Work to complete:
A. Can you reproduce the part of the custom loss function thread from "But now I am" up to and including "change in code.", word for word?
B. Would you write out the entries verbatim, from the first line up to and including the line with "checkout-date-value: 2024-06-26 bbox=[791, 398, 965, 437]"?

Article:

----------------------------------------

How to make a custom loss function (PyTorch)

Thanks Jeremy. After banging my head for a few hours, I figured out that the error I faced was due to dataset class. It turned out that I was returning object dtype as output of dataset class, which is not allowed. (floats or ints are allowed)

It threw TypeError: zip argument #58 must support iteration error.

So I updated my code to return 2 stacked columns (not 1 column with list as each element)

But now I am facing another error which I am trying to resolve (by reading pytorch forums). It seems like it is related to embedding layer but not sure what should I change in code.


you need to .cuda your model.

Oh. Yes. Thanks! (Such a silly mistake. :man_facepalming: )

We’ve all done it. The trick is to carefully look at the ‘got’ vs ‘expected’ bits of the exception, and note that one type has ‘cuda’ and the other doesn’t.

Yeah. This tip helped. After that, I came across same error multiple times and was able to solve those quickly.

Anyways, got initial full working code for the same and now I can start “actual training”. :wink:

github repo link

1 Like

hi @jeremy,
If we come back to lesson3-rossman.ipynb I just wanted to confirm my understanding:

We create a custom loss function:

def inv_y(a): return np.exp(a)

def exp_rmspe(y_pred, targ):
targ = inv_y(targ)
pct_var = (targ - inv_y(y_pred))/targ
return math.sqrt((pct_var**2).mean())

We use it later in fit after we do m = md.get_learner(…):, 3, metrics=[exp_rmspe])

----------------------------------------

Supplied information:
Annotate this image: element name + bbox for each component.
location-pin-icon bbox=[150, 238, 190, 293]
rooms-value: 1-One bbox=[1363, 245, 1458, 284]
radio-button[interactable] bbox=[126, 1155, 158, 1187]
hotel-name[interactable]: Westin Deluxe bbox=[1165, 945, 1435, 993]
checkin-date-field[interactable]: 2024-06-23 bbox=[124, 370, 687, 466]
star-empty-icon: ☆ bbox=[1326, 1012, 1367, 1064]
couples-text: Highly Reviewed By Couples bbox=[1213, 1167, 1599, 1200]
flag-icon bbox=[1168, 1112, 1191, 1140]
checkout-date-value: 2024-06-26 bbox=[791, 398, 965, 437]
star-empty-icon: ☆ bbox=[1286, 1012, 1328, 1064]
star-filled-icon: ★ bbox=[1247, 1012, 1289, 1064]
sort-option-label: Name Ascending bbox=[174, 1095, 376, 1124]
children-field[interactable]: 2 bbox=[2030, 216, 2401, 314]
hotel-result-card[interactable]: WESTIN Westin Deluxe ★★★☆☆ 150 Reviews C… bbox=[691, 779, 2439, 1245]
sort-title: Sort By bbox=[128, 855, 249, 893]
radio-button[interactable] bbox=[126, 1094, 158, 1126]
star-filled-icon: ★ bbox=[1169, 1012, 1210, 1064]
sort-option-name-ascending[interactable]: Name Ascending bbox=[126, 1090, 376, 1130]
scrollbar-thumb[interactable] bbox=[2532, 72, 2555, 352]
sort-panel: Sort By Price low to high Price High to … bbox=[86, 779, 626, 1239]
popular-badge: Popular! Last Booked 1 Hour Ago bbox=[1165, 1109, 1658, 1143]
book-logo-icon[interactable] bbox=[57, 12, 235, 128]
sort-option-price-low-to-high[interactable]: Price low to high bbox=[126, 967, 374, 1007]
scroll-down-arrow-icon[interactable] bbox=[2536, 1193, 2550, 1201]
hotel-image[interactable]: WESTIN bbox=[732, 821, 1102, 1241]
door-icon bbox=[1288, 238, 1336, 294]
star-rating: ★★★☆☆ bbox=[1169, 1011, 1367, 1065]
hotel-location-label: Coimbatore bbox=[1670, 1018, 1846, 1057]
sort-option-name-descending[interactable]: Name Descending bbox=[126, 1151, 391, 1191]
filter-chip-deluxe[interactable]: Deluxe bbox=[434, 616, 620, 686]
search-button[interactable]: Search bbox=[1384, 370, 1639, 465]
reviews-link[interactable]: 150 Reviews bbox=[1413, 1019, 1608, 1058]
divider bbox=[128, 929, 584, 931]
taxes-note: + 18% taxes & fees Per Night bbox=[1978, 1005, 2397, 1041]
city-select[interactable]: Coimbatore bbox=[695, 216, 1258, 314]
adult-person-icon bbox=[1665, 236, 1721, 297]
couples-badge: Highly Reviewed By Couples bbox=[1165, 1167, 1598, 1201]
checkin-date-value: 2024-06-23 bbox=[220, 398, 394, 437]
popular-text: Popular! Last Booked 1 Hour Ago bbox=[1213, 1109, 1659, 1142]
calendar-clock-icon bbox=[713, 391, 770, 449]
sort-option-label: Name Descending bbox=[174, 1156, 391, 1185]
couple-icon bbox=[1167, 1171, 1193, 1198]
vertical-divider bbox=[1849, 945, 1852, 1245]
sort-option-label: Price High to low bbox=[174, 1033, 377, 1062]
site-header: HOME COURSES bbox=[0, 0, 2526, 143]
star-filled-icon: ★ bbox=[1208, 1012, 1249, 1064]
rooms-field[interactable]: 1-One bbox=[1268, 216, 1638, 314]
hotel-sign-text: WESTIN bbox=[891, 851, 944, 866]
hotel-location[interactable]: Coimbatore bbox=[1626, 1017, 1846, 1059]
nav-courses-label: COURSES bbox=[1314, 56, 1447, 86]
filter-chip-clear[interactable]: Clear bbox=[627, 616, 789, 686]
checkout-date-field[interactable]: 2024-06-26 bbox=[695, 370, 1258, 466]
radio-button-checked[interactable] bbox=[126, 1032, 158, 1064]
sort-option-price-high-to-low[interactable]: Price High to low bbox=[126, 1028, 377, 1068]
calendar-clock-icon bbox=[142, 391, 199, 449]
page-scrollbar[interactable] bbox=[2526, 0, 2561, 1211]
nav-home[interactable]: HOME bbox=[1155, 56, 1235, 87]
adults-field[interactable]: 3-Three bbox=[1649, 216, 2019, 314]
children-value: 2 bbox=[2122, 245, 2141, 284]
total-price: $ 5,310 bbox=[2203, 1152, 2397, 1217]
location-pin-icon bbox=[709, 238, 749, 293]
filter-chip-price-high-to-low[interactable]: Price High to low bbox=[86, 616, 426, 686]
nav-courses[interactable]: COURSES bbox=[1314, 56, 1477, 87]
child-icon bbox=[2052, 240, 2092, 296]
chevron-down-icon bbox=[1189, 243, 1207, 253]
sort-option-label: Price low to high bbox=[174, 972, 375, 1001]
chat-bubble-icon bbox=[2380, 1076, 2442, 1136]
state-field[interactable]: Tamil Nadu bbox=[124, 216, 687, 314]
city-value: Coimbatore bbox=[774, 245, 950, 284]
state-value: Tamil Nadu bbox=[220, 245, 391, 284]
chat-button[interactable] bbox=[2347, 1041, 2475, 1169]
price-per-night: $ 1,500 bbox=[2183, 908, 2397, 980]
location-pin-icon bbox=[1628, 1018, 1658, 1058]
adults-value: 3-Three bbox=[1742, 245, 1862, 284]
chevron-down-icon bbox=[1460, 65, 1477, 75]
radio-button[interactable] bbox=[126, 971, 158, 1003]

----------------------------------------

Worked answers:
A.
But now I am facing another error which I am trying to resolve (by reading pytorch forums). It seems like it is related to embedding layer but not sure what should I change in code.

B.
Annotate this image: element name + bbox for each component.
location-pin-icon bbox=[150, 238, 190, 293]
rooms-value: 1-One bbox=[1363, 245, 1458, 284]
radio-button[interactable] bbox=[126, 1155, 158, 1187]
hotel-name[interactable]: Westin Deluxe bbox=[1165, 945, 1435, 993]
checkin-date-field[interactable]: 2024-06-23 bbox=[124, 370, 687, 466]
star-empty-icon: ☆ bbox=[1326, 1012, 1367, 1064]
couples-text: Highly Reviewed By Couples bbox=[1213, 1167, 1599, 1200]
flag-icon bbox=[1168, 1112, 1191, 1140]
checkout-date-value: 2024-06-26 bbox=[791, 398, 965, 437]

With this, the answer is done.